[Start Records to process]

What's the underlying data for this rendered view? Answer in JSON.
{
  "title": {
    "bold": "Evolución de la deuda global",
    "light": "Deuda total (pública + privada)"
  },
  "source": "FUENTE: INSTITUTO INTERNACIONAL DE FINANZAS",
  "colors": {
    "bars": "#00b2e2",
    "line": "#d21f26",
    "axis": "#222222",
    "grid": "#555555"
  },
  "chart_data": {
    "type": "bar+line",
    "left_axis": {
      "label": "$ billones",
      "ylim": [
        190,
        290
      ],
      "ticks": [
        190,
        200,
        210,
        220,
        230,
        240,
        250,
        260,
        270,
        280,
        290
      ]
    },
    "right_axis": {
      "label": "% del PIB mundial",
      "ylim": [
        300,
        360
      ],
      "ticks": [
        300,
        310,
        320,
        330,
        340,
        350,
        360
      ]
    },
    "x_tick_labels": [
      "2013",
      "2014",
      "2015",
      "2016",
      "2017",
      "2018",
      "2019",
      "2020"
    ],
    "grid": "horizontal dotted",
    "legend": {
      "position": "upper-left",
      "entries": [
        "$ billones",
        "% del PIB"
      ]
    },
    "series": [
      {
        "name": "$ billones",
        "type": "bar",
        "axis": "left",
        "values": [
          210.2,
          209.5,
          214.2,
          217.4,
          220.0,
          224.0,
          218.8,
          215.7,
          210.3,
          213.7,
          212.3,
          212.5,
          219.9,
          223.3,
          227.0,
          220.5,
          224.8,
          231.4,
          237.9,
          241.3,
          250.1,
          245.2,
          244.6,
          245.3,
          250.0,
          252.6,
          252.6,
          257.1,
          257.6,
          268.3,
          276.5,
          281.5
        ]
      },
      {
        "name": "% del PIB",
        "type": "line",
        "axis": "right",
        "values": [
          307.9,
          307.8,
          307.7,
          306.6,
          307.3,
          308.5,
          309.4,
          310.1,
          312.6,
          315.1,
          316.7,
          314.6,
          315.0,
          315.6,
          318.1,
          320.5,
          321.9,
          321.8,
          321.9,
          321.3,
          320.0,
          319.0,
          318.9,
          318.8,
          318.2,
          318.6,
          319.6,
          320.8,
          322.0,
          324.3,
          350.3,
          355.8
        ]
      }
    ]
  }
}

[End Records to process]

* _Exercise instructions_: Recopy all the lines exactly as they appear.

* _Final result_:
What's the underlying data for this rendered view? Answer in JSON.
{
  "title": {
    "bold": "Evolución de la deuda global",
    "light": "Deuda total (pública + privada)"
  },
  "source": "FUENTE: INSTITUTO INTERNACIONAL DE FINANZAS",
  "colors": {
    "bars": "#00b2e2",
    "line": "#d21f26",
    "axis": "#222222",
    "grid": "#555555"
  },
  "chart_data": {
    "type": "bar+line",
    "left_axis": {
      "label": "$ billones",
      "ylim": [
        190,
        290
      ],
      "ticks": [
        190,
        200,
        210,
        220,
        230,
        240,
        250,
        260,
        270,
        280,
        290
      ]
    },
    "right_axis": {
      "label": "% del PIB mundial",
      "ylim": [
        300,
        360
      ],
      "ticks": [
        300,
        310,
        320,
        330,
        340,
        350,
        360
      ]
    },
    "x_tick_labels": [
      "2013",
      "2014",
      "2015",
      "2016",
      "2017",
      "2018",
      "2019",
      "2020"
    ],
    "grid": "horizontal dotted",
    "legend": {
      "position": "upper-left",
      "entries": [
        "$ billones",
        "% del PIB"
      ]
    },
    "series": [
      {
        "name": "$ billones",
        "type": "bar",
        "axis": "left",
        "values": [
          210.2,
          209.5,
          214.2,
          217.4,
          220.0,
          224.0,
          218.8,
          215.7,
          210.3,
          213.7,
          212.3,
          212.5,
          219.9,
          223.3,
          227.0,
          220.5,
          224.8,
          231.4,
          237.9,
          241.3,
          250.1,
          245.2,
          244.6,
          245.3,
          250.0,
          252.6,
          252.6,
          257.1,
          257.6,
          268.3,
          276.5,
          281.5
        ]
      },
      {
        "name": "% del PIB",
        "type": "line",
        "axis": "right",
        "values": [
          307.9,
          307.8,
          307.7,
          306.6,
          307.3,
          308.5,
          309.4,
          310.1,
          312.6,
          315.1,
          316.7,
          314.6,
          315.0,
          315.6,
          318.1,
          320.5,
          321.9,
          321.8,
          321.9,
          321.3,
          320.0,
          319.0,
          318.9,
          318.8,
          318.2,
          318.6,
          319.6,
          320.8,
          322.0,
          324.3,
          350.3,
          355.8
        ]
      }
    ]
  }
}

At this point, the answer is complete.